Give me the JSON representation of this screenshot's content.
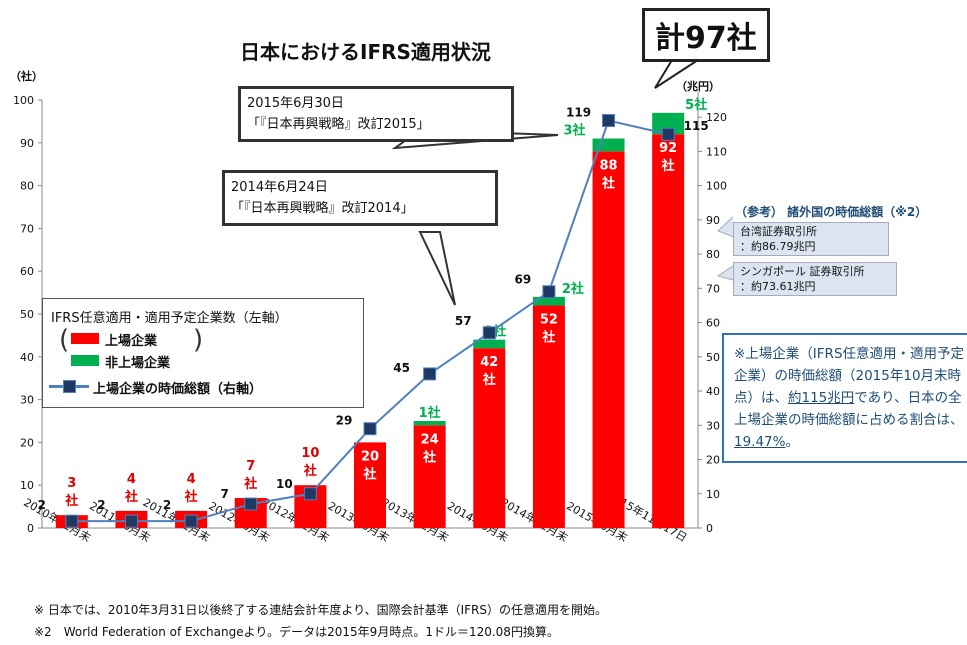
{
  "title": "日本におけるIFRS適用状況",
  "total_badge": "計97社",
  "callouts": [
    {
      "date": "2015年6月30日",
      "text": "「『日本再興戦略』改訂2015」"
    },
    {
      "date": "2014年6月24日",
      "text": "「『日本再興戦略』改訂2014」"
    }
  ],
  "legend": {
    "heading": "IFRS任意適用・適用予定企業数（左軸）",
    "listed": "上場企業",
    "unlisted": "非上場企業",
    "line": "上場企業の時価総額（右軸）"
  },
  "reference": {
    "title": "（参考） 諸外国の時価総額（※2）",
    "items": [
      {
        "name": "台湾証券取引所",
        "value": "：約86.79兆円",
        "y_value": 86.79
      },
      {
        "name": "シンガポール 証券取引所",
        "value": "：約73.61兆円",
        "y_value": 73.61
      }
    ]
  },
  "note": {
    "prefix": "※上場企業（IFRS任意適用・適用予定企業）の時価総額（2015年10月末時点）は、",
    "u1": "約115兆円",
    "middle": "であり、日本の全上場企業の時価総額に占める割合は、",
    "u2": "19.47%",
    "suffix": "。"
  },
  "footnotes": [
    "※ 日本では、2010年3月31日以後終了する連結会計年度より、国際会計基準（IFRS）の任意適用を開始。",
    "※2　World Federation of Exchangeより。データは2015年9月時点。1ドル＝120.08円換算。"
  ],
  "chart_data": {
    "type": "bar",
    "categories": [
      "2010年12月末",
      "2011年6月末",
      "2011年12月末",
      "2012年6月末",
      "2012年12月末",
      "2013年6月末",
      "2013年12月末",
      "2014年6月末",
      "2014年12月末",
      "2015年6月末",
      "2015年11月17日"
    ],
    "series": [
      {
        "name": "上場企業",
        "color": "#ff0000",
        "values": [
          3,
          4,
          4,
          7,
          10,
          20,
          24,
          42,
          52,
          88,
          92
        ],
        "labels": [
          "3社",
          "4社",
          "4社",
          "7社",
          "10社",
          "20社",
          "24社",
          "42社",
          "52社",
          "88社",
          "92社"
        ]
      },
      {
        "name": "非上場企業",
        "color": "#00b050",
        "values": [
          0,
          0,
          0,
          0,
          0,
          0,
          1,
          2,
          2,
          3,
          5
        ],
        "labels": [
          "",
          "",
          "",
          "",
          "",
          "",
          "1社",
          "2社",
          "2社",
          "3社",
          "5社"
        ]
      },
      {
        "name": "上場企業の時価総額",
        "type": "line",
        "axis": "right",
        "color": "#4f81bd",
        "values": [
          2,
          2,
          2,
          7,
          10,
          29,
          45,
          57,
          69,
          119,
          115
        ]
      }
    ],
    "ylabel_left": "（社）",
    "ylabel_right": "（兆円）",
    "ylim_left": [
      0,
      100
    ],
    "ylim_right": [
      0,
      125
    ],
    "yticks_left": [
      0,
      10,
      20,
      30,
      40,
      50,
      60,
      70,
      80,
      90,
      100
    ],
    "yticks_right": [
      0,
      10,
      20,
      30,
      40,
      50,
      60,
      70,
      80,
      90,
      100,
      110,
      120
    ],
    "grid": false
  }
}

==========

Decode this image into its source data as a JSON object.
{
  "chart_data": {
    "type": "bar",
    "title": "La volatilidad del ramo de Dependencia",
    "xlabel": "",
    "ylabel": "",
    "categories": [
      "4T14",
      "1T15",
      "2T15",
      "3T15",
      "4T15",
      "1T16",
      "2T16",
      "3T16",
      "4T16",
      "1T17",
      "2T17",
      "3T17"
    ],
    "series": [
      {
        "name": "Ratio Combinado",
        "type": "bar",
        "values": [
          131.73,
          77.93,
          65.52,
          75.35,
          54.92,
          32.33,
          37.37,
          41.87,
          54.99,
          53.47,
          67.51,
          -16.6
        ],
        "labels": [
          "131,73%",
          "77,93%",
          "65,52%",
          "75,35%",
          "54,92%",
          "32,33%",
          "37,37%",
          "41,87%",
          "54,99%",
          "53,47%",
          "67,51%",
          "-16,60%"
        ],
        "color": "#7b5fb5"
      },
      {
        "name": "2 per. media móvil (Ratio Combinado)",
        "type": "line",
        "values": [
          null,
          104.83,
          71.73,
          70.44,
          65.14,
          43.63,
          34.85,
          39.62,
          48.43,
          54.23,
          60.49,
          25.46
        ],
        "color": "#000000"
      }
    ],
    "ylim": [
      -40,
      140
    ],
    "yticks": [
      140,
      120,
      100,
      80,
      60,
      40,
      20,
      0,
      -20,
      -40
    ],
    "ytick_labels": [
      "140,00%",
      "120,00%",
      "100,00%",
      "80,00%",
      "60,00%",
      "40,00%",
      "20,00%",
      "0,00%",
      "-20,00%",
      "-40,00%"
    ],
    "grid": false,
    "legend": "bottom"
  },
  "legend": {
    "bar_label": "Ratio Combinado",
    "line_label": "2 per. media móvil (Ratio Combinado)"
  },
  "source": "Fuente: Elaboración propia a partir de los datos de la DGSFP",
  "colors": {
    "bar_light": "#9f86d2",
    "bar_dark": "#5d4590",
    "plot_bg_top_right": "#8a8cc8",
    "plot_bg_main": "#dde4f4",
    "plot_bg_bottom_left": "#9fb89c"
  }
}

==========

What the exercise asks: From the listing, copy each line containing the word "móvil".

Expected answer:
        "name": "2 per. media móvil (Ratio Combinado)",
    "line_label": "2 per. media móvil (Ratio Combinado)"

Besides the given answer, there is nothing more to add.